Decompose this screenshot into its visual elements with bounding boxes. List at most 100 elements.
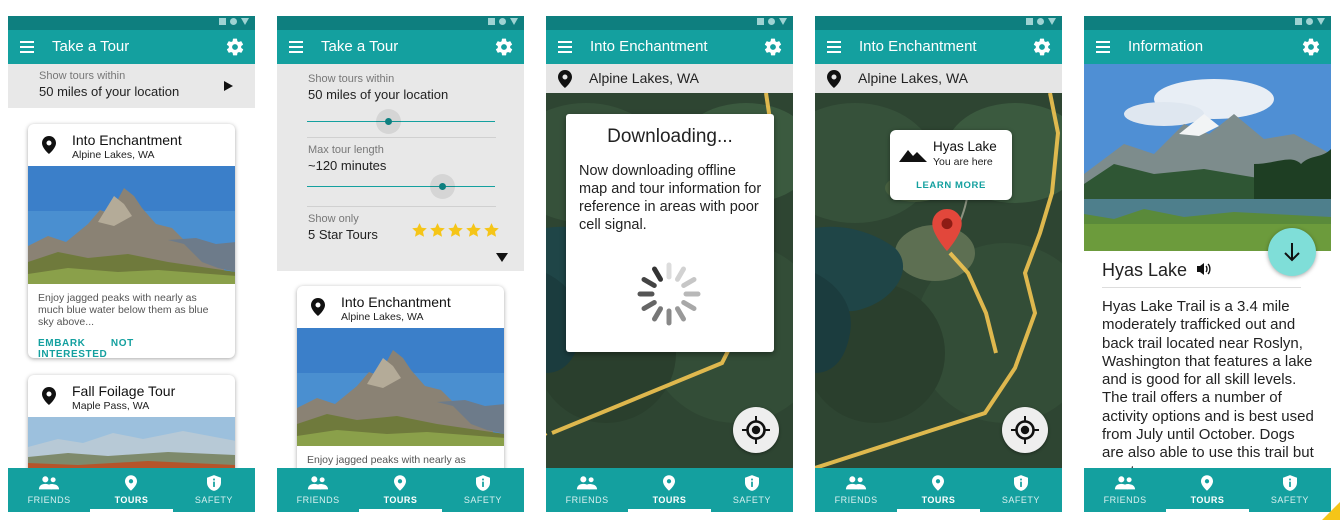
slider-thumb[interactable] [375,109,401,134]
page-title: Into Enchantment [590,38,708,55]
shield-icon [207,474,221,492]
tab-friends[interactable]: FRIENDS [546,468,628,512]
tab-tours[interactable]: TOURS [1166,468,1249,512]
tour-title: Into Enchantment [72,132,182,148]
bottom-tab-bar: FRIENDS TOURS SAFETY [546,468,793,512]
tab-label: TOURS [1190,495,1225,505]
status-bar [277,16,524,30]
tab-safety[interactable]: SAFETY [173,468,255,512]
embark-button[interactable]: EMBARK [38,338,86,349]
tour-description: Enjoy jagged peaks with nearly as much b… [38,292,209,328]
current-location-pin-icon[interactable] [932,209,962,251]
location-label: Alpine Lakes, WA [589,70,699,86]
crosshair-icon [1010,415,1040,445]
tab-safety[interactable]: SAFETY [980,468,1062,512]
tour-photo [28,166,235,284]
tab-safety[interactable]: SAFETY [711,468,793,512]
status-bar [8,16,255,30]
people-icon [576,474,598,492]
tab-tours[interactable]: TOURS [90,468,173,512]
bottom-tab-bar: FRIENDS TOURS SAFETY [277,468,524,512]
bottom-tab-bar: FRIENDS TOURS SAFETY [1084,468,1331,512]
tab-label: TOURS [652,495,687,505]
tab-label: SAFETY [1001,495,1040,505]
star-icon[interactable] [465,222,482,239]
tab-friends[interactable]: FRIENDS [277,468,359,512]
tour-photo [297,328,504,446]
collapse-arrow-icon[interactable] [496,253,508,262]
tab-label: SAFETY [1270,495,1309,505]
menu-icon[interactable] [20,41,34,53]
location-pin-icon [394,474,406,492]
tab-label: FRIENDS [834,495,878,505]
star-rating[interactable] [411,222,500,239]
filter-panel: Show tours within 50 miles of your locat… [277,64,524,271]
lake-photo [1084,64,1331,251]
dialog-title: Downloading... [607,126,733,147]
shield-icon [745,474,759,492]
star-icon[interactable] [447,222,464,239]
page-title: Into Enchantment [859,38,977,55]
location-label: Alpine Lakes, WA [858,70,968,86]
shield-icon [1283,474,1297,492]
screen-information: Information Hyas Lake Hyas Lake Trail is… [1084,16,1331,512]
rating-value: 5 Star Tours [308,227,378,242]
tab-safety[interactable]: SAFETY [442,468,524,512]
tab-friends[interactable]: FRIENDS [1084,468,1166,512]
tab-label: FRIENDS [1103,495,1147,505]
star-icon[interactable] [483,222,500,239]
tab-label: FRIENDS [565,495,609,505]
star-icon[interactable] [429,222,446,239]
tab-label: FRIENDS [296,495,340,505]
status-bar [815,16,1062,30]
speaker-icon[interactable] [1197,262,1211,276]
tab-safety[interactable]: SAFETY [1249,468,1331,512]
scroll-down-button[interactable] [1268,228,1316,276]
distance-slider[interactable] [307,109,495,134]
gear-icon[interactable] [225,37,245,57]
learn-more-link[interactable]: LEARN MORE [890,180,1012,191]
map-pin-icon [42,136,56,154]
location-pin-icon [1201,474,1213,492]
tour-card[interactable]: Into Enchantment Alpine Lakes, WA Enjoy … [28,124,235,358]
dialog-message: Now downloading offline map and tour inf… [579,163,762,233]
menu-icon[interactable] [289,41,303,53]
tab-label: SAFETY [732,495,771,505]
locate-me-button[interactable] [733,407,779,453]
menu-icon[interactable] [1096,41,1110,53]
tab-label: FRIENDS [27,495,71,505]
info-heading-row: Hyas Lake [1102,260,1211,281]
gear-icon[interactable] [1301,37,1321,57]
tab-friends[interactable]: FRIENDS [8,468,90,512]
tour-description: Enjoy jagged peaks with nearly as [307,454,466,466]
mountain-icon [899,150,927,162]
shield-icon [1014,474,1028,492]
bottom-tab-bar: FRIENDS TOURS SAFETY [815,468,1062,512]
popup-title: Hyas Lake [933,139,997,154]
people-icon [307,474,329,492]
distance-filter[interactable]: Show tours within 50 miles of your locat… [8,64,255,108]
map-pin-icon [558,70,572,88]
people-icon [38,474,60,492]
location-popup[interactable]: Hyas Lake You are here LEARN MORE [890,130,1012,200]
gear-icon[interactable] [494,37,514,57]
gear-icon[interactable] [1032,37,1052,57]
bottom-tab-bar: FRIENDS TOURS SAFETY [8,468,255,512]
menu-icon[interactable] [558,41,572,53]
slider-thumb[interactable] [430,174,456,199]
tab-tours[interactable]: TOURS [359,468,442,512]
tab-tours[interactable]: TOURS [897,468,980,512]
locate-me-button[interactable] [1002,407,1048,453]
star-icon[interactable] [411,222,428,239]
loading-spinner-icon [637,262,701,326]
app-bar: Take a Tour [277,30,524,64]
menu-icon[interactable] [827,41,841,53]
tab-label: TOURS [921,495,956,505]
download-dialog: Downloading... Now downloading offline m… [566,114,774,352]
tab-friends[interactable]: FRIENDS [815,468,897,512]
length-slider[interactable] [307,174,495,199]
expand-arrow-icon[interactable] [224,81,233,91]
gear-icon[interactable] [763,37,783,57]
tab-tours[interactable]: TOURS [628,468,711,512]
shield-icon [476,474,490,492]
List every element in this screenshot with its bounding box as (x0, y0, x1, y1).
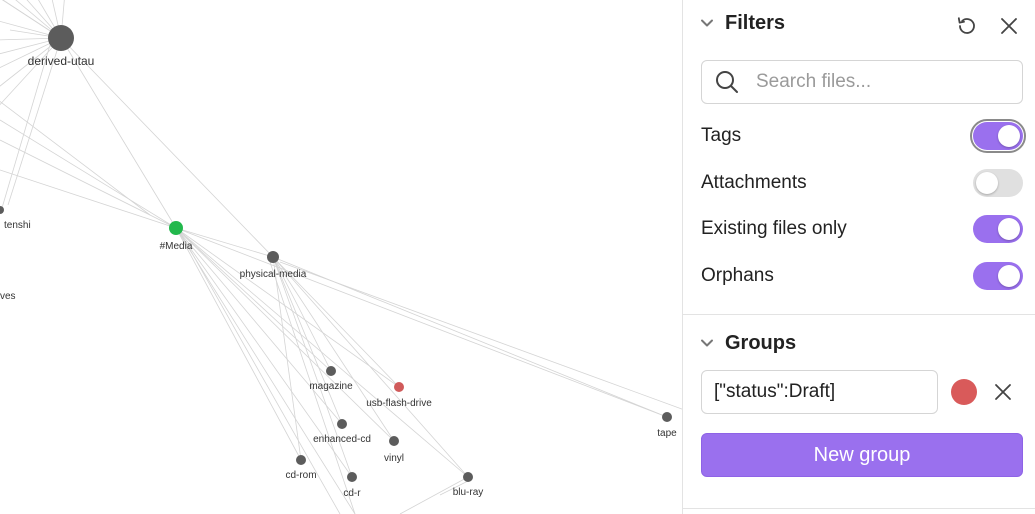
graph-edge (272, 256, 302, 461)
graph-edge (175, 227, 332, 372)
existing-files-toggle[interactable] (973, 215, 1023, 243)
toggle-knob (998, 265, 1020, 287)
new-group-button[interactable]: New group (701, 433, 1023, 477)
groups-header[interactable]: Groups (699, 329, 796, 357)
filters-title: Filters (725, 11, 786, 34)
graph-settings-panel: Filters Tags Attachments Existing files … (682, 0, 1035, 514)
toggle-row-tags: Tags (701, 119, 1026, 153)
toggle-knob (976, 172, 998, 194)
graph-node-label: ves (0, 291, 16, 302)
graph-node-tape[interactable] (662, 412, 672, 422)
chevron-down-icon (701, 339, 713, 347)
tags-label: Tags (701, 125, 742, 146)
section-divider (683, 314, 1035, 315)
search-input[interactable] (754, 70, 998, 94)
restore-button[interactable] (953, 12, 981, 40)
graph-node-label: enhanced-cd (313, 434, 371, 445)
graph-node-label: derived-utau (28, 54, 95, 68)
graph-edge (175, 227, 668, 418)
search-files[interactable] (701, 60, 1023, 104)
graph-node-label: vinyl (384, 453, 404, 464)
tags-toggle[interactable] (970, 119, 1026, 153)
graph-node-usb-flash-drive[interactable] (394, 382, 404, 392)
section-divider (683, 508, 1035, 509)
close-button[interactable] (995, 12, 1023, 40)
toggle-knob (998, 218, 1020, 240)
graph-node-label: cd-r (343, 488, 361, 499)
remove-group-button[interactable] (989, 378, 1017, 406)
graph-edge (175, 227, 395, 442)
graph-node-derived-utau[interactable] (48, 25, 74, 51)
graph-edge (0, 37, 62, 106)
graph-node-magazine[interactable] (326, 366, 336, 376)
graph-node-label: cd-rom (285, 470, 316, 481)
close-icon (995, 384, 1011, 400)
attachments-label: Attachments (701, 172, 807, 193)
graph-node-physical-media[interactable] (267, 251, 279, 263)
graph-edge (60, 37, 274, 258)
graph-node-label: tenshi (4, 220, 31, 231)
graph-node-cd-rom[interactable] (296, 455, 306, 465)
graph-node-blu-ray[interactable] (463, 472, 473, 482)
graph-edge (0, 119, 177, 229)
graph-node-label: usb-flash-drive (366, 398, 432, 409)
groups-title: Groups (725, 331, 797, 354)
graph-node-vinyl[interactable] (389, 436, 399, 446)
graph-nodes: derived-utau tenshi ves #Media physical-medi… (0, 25, 677, 499)
chevron-down-icon (701, 19, 713, 27)
graph-node-label: tape (657, 428, 677, 439)
search-icon (716, 71, 738, 93)
graph-node-label: #Media (160, 241, 193, 252)
graph-edge (175, 227, 343, 425)
close-icon (1001, 18, 1017, 34)
attachments-toggle[interactable] (973, 169, 1023, 197)
toggle-row-existing-files: Existing files only (701, 212, 1023, 246)
graph-node-label: blu-ray (453, 487, 484, 498)
orphans-toggle[interactable] (973, 262, 1023, 290)
graph-node-enhanced-cd[interactable] (337, 419, 347, 429)
orphans-label: Orphans (701, 265, 774, 286)
graph-edge (0, 101, 151, 216)
group-query-text: ["status":Draft] (714, 381, 836, 402)
filters-header[interactable]: Filters (699, 9, 785, 37)
existing-files-label: Existing files only (701, 218, 847, 239)
toggle-row-attachments: Attachments (701, 166, 1023, 200)
graph-node-tenshi[interactable] (0, 206, 4, 214)
graph-node-media[interactable] (169, 221, 183, 235)
graph-node-cd-r[interactable] (347, 472, 357, 482)
toggle-row-orphans: Orphans (701, 259, 1023, 293)
graph-node-label: magazine (309, 381, 353, 392)
restore-icon (957, 17, 975, 34)
group-query-input[interactable]: ["status":Draft] (701, 370, 938, 414)
graph-node-label: physical-media (240, 269, 307, 280)
graph-edge (1, 44, 51, 209)
new-group-label: New group (813, 443, 911, 466)
group-color-picker[interactable] (951, 379, 977, 405)
toggle-knob (998, 125, 1020, 147)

### The problem:
Print the entries between the line holding "graph-edge (272, 256, 302, 461)" and the line holding "graph-node-label: derived-utau (28, 54, 95, 68)", inclusive, repeating each one unchanged.

### Task result:
graph-edge (272, 256, 302, 461)
graph-edge (175, 227, 332, 372)
existing-files-toggle[interactable] (973, 215, 1023, 243)
toggle-knob (998, 265, 1020, 287)
new-group-button[interactable]: New group (701, 433, 1023, 477)
groups-header[interactable]: Groups (699, 329, 796, 357)
filters-title: Filters (725, 11, 786, 34)
graph-settings-panel: Filters Tags Attachments Existing files … (682, 0, 1035, 514)
toggle-row-tags: Tags (701, 119, 1026, 153)
toggle-knob (976, 172, 998, 194)
graph-node-label: ves (0, 291, 16, 302)
graph-node-tape[interactable] (662, 412, 672, 422)
chevron-down-icon (701, 339, 713, 347)
tags-label: Tags (701, 125, 742, 146)
section-divider (683, 314, 1035, 315)
search-input[interactable] (754, 70, 998, 94)
restore-button[interactable] (953, 12, 981, 40)
graph-node-label: enhanced-cd (313, 434, 371, 445)
graph-node-label: derived-utau (28, 54, 95, 68)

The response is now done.